• **Your instructions**
Reproduce each of the following lines word for word, keeping them in the same order.

• **Supplied records**
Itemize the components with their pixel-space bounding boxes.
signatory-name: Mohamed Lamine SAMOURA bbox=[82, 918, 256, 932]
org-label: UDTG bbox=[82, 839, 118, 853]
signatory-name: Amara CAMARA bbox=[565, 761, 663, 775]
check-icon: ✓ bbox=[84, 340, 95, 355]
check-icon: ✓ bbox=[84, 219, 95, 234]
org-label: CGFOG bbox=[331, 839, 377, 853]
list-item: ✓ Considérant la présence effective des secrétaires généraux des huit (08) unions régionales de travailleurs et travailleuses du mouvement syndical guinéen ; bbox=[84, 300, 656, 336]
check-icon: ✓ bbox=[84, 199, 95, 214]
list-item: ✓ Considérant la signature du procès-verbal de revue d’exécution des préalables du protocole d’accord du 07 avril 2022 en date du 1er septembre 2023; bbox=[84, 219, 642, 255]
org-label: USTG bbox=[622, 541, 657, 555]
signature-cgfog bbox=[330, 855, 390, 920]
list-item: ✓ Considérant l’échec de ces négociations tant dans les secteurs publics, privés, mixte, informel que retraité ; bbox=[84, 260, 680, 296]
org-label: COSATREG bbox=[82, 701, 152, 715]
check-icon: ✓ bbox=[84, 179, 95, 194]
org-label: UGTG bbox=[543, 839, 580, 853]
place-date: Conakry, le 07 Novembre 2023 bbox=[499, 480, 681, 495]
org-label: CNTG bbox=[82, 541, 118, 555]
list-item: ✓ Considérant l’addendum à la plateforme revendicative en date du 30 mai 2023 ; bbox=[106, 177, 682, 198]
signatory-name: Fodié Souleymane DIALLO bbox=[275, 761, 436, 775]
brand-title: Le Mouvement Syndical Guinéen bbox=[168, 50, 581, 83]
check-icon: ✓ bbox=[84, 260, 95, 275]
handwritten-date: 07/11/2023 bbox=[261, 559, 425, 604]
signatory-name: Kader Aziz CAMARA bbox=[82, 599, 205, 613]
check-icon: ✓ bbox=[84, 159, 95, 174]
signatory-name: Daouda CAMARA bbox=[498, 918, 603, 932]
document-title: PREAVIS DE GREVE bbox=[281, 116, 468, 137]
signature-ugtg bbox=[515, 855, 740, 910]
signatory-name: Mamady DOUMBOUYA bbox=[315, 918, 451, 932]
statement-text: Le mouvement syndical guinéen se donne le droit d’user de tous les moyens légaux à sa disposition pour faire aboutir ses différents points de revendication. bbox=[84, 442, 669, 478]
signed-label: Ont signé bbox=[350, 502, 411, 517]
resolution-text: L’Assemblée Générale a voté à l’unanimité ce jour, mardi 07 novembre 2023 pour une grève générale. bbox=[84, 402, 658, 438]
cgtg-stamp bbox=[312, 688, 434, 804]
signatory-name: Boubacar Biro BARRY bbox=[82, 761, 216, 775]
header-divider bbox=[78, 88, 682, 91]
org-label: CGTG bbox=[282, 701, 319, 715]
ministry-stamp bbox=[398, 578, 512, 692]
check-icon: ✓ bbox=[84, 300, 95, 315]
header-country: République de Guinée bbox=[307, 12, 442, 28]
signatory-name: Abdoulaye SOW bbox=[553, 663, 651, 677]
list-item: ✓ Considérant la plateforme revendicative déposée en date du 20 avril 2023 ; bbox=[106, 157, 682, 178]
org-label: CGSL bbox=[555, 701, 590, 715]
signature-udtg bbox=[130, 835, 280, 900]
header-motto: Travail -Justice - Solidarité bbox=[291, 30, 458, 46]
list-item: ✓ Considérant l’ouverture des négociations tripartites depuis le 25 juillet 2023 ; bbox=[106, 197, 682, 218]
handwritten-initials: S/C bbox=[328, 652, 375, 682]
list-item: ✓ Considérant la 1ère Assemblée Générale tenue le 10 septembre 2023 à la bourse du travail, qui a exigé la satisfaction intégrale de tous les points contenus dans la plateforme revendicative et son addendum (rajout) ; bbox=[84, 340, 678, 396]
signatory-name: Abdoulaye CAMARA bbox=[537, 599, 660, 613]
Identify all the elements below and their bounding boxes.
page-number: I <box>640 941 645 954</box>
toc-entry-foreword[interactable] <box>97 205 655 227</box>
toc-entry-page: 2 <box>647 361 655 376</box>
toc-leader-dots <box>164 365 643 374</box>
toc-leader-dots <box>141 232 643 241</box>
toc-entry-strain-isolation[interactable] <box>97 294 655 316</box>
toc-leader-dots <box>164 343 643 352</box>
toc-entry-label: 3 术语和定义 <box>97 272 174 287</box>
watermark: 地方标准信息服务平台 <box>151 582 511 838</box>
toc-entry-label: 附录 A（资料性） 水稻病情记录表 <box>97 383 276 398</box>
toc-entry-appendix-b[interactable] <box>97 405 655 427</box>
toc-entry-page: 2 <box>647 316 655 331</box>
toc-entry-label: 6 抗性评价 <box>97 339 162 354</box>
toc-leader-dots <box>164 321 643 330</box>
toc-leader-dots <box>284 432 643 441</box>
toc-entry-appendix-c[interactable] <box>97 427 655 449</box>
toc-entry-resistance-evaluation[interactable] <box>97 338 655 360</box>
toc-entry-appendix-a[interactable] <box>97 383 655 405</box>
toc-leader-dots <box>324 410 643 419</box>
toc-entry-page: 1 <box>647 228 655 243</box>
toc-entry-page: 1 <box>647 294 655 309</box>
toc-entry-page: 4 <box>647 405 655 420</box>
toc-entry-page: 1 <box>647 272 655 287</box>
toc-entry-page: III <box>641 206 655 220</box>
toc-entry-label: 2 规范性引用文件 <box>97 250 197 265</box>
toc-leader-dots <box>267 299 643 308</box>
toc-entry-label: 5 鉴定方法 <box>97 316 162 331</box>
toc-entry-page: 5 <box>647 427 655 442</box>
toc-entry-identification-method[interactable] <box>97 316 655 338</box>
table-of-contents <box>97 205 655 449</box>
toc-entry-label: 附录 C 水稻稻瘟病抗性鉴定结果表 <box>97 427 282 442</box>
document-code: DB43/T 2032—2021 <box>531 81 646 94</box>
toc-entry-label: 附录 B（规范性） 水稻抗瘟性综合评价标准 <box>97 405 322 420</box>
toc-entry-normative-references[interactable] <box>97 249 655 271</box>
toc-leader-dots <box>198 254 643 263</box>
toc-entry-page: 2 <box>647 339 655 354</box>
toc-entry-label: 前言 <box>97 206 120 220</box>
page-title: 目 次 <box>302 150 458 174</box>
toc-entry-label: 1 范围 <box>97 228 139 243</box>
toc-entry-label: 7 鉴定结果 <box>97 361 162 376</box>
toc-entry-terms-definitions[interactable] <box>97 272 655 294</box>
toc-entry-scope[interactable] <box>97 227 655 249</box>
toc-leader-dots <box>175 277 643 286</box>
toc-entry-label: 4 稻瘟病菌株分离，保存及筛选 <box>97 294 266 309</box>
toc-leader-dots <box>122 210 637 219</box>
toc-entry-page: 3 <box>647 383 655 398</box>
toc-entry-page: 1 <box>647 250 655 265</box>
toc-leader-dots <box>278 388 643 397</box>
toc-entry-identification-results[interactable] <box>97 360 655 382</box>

• **Exercise response**
Itemize the components with their pixel-space bounding boxes.
signatory-name: Mohamed Lamine SAMOURA bbox=[82, 918, 256, 932]
org-label: UDTG bbox=[82, 839, 118, 853]
signatory-name: Amara CAMARA bbox=[565, 761, 663, 775]
check-icon: ✓ bbox=[84, 340, 95, 355]
check-icon: ✓ bbox=[84, 219, 95, 234]
org-label: CGFOG bbox=[331, 839, 377, 853]
list-item: ✓ Considérant la présence effective des secrétaires généraux des huit (08) unions régionales de travailleurs et travailleuses du mouvement syndical guinéen ; bbox=[84, 300, 656, 336]
check-icon: ✓ bbox=[84, 199, 95, 214]
list-item: ✓ Considérant la signature du procès-verbal de revue d’exécution des préalables du protocole d’accord du 07 avril 2022 en date du 1er septembre 2023; bbox=[84, 219, 642, 255]
org-label: USTG bbox=[622, 541, 657, 555]
signature-cgfog bbox=[330, 855, 390, 920]
list-item: ✓ Considérant l’échec de ces négociations tant dans les secteurs publics, privés, mixte, informel que retraité ; bbox=[84, 260, 680, 296]
org-label: COSATREG bbox=[82, 701, 152, 715]
check-icon: ✓ bbox=[84, 179, 95, 194]
org-label: UGTG bbox=[543, 839, 580, 853]
place-date: Conakry, le 07 Novembre 2023 bbox=[499, 480, 681, 495]
org-label: CNTG bbox=[82, 541, 118, 555]
list-item: ✓ Considérant l’addendum à la plateforme revendicative en date du 30 mai 2023 ; bbox=[106, 177, 682, 198]
signatory-name: Fodié Souleymane DIALLO bbox=[275, 761, 436, 775]
brand-title: Le Mouvement Syndical Guinéen bbox=[168, 50, 581, 83]
check-icon: ✓ bbox=[84, 260, 95, 275]
handwritten-date: 07/11/2023 bbox=[261, 559, 425, 604]
signatory-name: Kader Aziz CAMARA bbox=[82, 599, 205, 613]
check-icon: ✓ bbox=[84, 159, 95, 174]
signatory-name: Daouda CAMARA bbox=[498, 918, 603, 932]
document-title: PREAVIS DE GREVE bbox=[281, 116, 468, 137]
signature-ugtg bbox=[515, 855, 740, 910]
signatory-name: Mamady DOUMBOUYA bbox=[315, 918, 451, 932]
statement-text: Le mouvement syndical guinéen se donne le droit d’user de tous les moyens légaux à sa disposition pour faire aboutir ses différents points de revendication. bbox=[84, 442, 669, 478]
signed-label: Ont signé bbox=[350, 502, 411, 517]
resolution-text: L’Assemblée Générale a voté à l’unanimité ce jour, mardi 07 novembre 2023 pour une grève générale. bbox=[84, 402, 658, 438]
cgtg-stamp bbox=[312, 688, 434, 804]
signatory-name: Boubacar Biro BARRY bbox=[82, 761, 216, 775]
header-divider bbox=[78, 88, 682, 91]
org-label: CGTG bbox=[282, 701, 319, 715]
ministry-stamp bbox=[398, 578, 512, 692]
check-icon: ✓ bbox=[84, 300, 95, 315]
header-country: République de Guinée bbox=[307, 12, 442, 28]
signatory-name: Abdoulaye SOW bbox=[553, 663, 651, 677]
list-item: ✓ Considérant la plateforme revendicative déposée en date du 20 avril 2023 ; bbox=[106, 157, 682, 178]
org-label: CGSL bbox=[555, 701, 590, 715]
signature-udtg bbox=[130, 835, 280, 900]
header-motto: Travail -Justice - Solidarité bbox=[291, 30, 458, 46]
list-item: ✓ Considérant l’ouverture des négociations tripartites depuis le 25 juillet 2023 ; bbox=[106, 197, 682, 218]
handwritten-initials: S/C bbox=[328, 652, 375, 682]
list-item: ✓ Considérant la 1ère Assemblée Générale tenue le 10 septembre 2023 à la bourse du travail, qui a exigé la satisfaction intégrale de tous les points contenus dans la plateforme revendicative et son addendum (rajout) ; bbox=[84, 340, 678, 396]
signatory-name: Abdoulaye CAMARA bbox=[537, 599, 660, 613]
Identify all the elements below and their bounding boxes.
page-number: I <box>640 941 645 954</box>
toc-entry-foreword[interactable] <box>97 205 655 227</box>
toc-entry-page: 2 <box>647 361 655 376</box>
toc-leader-dots <box>164 365 643 374</box>
toc-leader-dots <box>141 232 643 241</box>
toc-entry-strain-isolation[interactable] <box>97 294 655 316</box>
toc-leader-dots <box>164 343 643 352</box>
toc-entry-label: 3 术语和定义 <box>97 272 174 287</box>
watermark: 地方标准信息服务平台 <box>151 582 511 838</box>
toc-entry-label: 附录 A（资料性） 水稻病情记录表 <box>97 383 276 398</box>
toc-entry-appendix-b[interactable] <box>97 405 655 427</box>
toc-entry-page: 2 <box>647 316 655 331</box>
toc-entry-label: 6 抗性评价 <box>97 339 162 354</box>
toc-leader-dots <box>164 321 643 330</box>
toc-leader-dots <box>284 432 643 441</box>
toc-entry-appendix-c[interactable] <box>97 427 655 449</box>
toc-entry-resistance-evaluation[interactable] <box>97 338 655 360</box>
toc-entry-appendix-a[interactable] <box>97 383 655 405</box>
toc-leader-dots <box>324 410 643 419</box>
toc-entry-page: 1 <box>647 228 655 243</box>
toc-entry-page: 1 <box>647 294 655 309</box>
toc-entry-page: 4 <box>647 405 655 420</box>
toc-entry-page: 1 <box>647 272 655 287</box>
toc-entry-page: III <box>641 206 655 220</box>
toc-entry-label: 2 规范性引用文件 <box>97 250 197 265</box>
toc-leader-dots <box>267 299 643 308</box>
toc-entry-label: 5 鉴定方法 <box>97 316 162 331</box>
toc-entry-page: 5 <box>647 427 655 442</box>
toc-entry-identification-method[interactable] <box>97 316 655 338</box>
table-of-contents <box>97 205 655 449</box>
toc-entry-label: 附录 C 水稻稻瘟病抗性鉴定结果表 <box>97 427 282 442</box>
document-code: DB43/T 2032—2021 <box>531 81 646 94</box>
toc-entry-label: 附录 B（规范性） 水稻抗瘟性综合评价标准 <box>97 405 322 420</box>
toc-entry-normative-references[interactable] <box>97 249 655 271</box>
toc-leader-dots <box>198 254 643 263</box>
toc-entry-page: 2 <box>647 339 655 354</box>
toc-entry-label: 前言 <box>97 206 120 220</box>
page-title: 目 次 <box>302 150 458 174</box>
toc-entry-label: 1 范围 <box>97 228 139 243</box>
toc-entry-label: 7 鉴定结果 <box>97 361 162 376</box>
toc-entry-terms-definitions[interactable] <box>97 272 655 294</box>
toc-entry-scope[interactable] <box>97 227 655 249</box>
toc-leader-dots <box>175 277 643 286</box>
toc-entry-label: 4 稻瘟病菌株分离，保存及筛选 <box>97 294 266 309</box>
toc-leader-dots <box>122 210 637 219</box>
toc-entry-page: 3 <box>647 383 655 398</box>
toc-entry-page: 1 <box>647 250 655 265</box>
toc-leader-dots <box>278 388 643 397</box>
toc-entry-identification-results[interactable] <box>97 360 655 382</box>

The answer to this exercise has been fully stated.